## To be done:
Please report every line from the material that contains the word "this".

## Exercise material:

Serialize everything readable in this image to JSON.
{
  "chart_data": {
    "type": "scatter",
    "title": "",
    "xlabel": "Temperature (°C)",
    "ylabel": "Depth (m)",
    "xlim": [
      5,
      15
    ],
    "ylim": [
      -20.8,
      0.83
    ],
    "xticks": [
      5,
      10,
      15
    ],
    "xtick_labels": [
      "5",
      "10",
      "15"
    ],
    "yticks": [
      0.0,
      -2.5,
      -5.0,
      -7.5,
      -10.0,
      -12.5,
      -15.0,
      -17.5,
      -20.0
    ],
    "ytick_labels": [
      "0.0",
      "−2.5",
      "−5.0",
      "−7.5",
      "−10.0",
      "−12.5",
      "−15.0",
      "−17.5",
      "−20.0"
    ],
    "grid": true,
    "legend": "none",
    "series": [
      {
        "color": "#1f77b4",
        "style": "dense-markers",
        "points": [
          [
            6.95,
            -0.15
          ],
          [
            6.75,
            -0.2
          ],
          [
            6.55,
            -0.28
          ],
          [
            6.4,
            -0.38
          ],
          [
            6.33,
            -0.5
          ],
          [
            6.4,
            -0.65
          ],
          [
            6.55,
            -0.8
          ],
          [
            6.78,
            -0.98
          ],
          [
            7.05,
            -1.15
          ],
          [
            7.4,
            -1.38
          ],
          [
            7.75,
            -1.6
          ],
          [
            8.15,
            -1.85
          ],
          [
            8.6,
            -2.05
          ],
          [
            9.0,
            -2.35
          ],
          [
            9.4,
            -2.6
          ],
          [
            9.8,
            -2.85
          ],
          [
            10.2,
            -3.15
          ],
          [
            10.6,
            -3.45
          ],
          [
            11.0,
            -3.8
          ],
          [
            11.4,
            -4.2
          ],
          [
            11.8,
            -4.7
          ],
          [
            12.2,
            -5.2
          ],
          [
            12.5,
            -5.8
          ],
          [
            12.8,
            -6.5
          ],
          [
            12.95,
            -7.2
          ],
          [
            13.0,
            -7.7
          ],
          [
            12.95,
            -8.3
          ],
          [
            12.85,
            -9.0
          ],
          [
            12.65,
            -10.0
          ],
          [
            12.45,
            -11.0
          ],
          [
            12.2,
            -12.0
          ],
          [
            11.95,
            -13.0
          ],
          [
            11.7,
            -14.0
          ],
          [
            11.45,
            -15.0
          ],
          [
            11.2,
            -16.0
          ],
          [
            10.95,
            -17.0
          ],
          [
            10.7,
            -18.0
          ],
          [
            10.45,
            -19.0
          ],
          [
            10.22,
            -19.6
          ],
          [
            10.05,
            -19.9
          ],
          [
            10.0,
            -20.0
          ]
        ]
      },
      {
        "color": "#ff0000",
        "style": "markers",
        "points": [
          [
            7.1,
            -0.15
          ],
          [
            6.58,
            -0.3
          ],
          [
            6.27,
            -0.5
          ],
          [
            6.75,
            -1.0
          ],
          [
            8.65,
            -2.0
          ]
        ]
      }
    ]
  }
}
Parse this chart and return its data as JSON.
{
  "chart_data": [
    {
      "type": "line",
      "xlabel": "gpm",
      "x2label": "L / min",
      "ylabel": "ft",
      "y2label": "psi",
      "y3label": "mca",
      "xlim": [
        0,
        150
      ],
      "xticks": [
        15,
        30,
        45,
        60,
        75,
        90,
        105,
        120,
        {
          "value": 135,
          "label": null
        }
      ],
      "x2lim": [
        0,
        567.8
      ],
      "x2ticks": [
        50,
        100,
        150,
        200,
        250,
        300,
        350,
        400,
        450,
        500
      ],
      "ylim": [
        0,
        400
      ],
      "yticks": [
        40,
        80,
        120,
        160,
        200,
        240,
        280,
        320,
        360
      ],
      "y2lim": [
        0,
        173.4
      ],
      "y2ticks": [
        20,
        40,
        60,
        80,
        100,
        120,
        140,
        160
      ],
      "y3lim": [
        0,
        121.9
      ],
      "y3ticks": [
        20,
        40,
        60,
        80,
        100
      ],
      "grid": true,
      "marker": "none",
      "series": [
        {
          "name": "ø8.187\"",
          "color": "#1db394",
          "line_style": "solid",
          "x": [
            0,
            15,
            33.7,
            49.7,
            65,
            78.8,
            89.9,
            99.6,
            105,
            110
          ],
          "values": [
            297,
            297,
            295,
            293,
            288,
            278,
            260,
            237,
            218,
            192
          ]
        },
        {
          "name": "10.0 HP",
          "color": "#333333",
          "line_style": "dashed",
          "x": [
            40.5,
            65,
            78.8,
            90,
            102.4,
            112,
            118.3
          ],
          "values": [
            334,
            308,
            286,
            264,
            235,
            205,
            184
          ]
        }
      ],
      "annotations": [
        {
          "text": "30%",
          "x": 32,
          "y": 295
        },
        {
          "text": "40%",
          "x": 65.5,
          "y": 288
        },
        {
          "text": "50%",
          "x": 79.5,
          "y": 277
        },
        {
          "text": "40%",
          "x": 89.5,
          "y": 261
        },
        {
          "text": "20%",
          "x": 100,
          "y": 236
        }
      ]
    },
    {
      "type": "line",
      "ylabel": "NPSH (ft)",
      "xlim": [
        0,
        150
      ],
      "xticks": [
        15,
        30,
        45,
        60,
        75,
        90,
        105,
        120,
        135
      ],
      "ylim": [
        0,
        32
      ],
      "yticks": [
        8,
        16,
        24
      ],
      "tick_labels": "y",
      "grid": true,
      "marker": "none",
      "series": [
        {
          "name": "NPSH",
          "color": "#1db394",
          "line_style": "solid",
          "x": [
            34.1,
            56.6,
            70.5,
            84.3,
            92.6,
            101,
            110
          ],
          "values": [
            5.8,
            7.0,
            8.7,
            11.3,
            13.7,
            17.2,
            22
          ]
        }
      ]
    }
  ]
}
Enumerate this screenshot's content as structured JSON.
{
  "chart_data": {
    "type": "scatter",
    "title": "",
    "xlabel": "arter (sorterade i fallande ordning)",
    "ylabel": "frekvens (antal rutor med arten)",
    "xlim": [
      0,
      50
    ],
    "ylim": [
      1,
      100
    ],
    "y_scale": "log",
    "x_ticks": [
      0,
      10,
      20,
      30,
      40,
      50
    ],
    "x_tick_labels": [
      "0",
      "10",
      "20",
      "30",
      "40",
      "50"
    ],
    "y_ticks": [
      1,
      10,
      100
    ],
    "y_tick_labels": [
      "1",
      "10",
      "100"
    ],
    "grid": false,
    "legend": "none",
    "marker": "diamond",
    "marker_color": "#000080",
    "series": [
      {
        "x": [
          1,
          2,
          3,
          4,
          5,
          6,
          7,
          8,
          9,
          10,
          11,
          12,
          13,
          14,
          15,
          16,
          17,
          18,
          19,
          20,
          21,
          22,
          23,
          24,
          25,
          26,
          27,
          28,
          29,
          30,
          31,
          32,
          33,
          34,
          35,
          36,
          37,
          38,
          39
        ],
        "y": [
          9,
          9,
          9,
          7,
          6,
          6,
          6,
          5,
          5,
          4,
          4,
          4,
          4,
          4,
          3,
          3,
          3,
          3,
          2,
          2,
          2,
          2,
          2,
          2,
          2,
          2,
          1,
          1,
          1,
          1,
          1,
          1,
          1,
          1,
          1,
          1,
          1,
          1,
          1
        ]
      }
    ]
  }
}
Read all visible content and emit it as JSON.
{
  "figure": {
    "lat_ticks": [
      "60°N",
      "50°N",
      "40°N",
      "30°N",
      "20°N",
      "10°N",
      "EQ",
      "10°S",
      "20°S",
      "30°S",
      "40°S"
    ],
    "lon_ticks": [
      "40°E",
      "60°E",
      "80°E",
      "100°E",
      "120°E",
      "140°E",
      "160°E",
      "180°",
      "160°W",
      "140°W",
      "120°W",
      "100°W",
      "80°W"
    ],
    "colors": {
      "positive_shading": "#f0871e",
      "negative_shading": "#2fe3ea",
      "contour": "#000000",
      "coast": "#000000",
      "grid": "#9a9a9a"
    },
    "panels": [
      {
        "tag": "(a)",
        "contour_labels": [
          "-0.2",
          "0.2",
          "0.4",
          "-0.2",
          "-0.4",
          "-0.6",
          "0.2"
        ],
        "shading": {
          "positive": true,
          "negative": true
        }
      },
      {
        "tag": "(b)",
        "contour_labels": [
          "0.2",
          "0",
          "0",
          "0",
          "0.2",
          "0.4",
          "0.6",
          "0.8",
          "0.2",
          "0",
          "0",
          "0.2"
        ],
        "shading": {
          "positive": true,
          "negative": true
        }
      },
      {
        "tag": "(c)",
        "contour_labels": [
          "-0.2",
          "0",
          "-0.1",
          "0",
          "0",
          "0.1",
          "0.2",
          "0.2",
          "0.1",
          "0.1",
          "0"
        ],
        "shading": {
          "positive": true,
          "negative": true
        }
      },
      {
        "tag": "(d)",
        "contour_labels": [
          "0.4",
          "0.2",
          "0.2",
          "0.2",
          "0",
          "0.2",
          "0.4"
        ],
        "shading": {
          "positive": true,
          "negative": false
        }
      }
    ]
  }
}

## Exercise response:
Serialize everything readable in this image to JSON.
Parse this chart and return its data as JSON.
Enumerate this screenshot's content as structured JSON.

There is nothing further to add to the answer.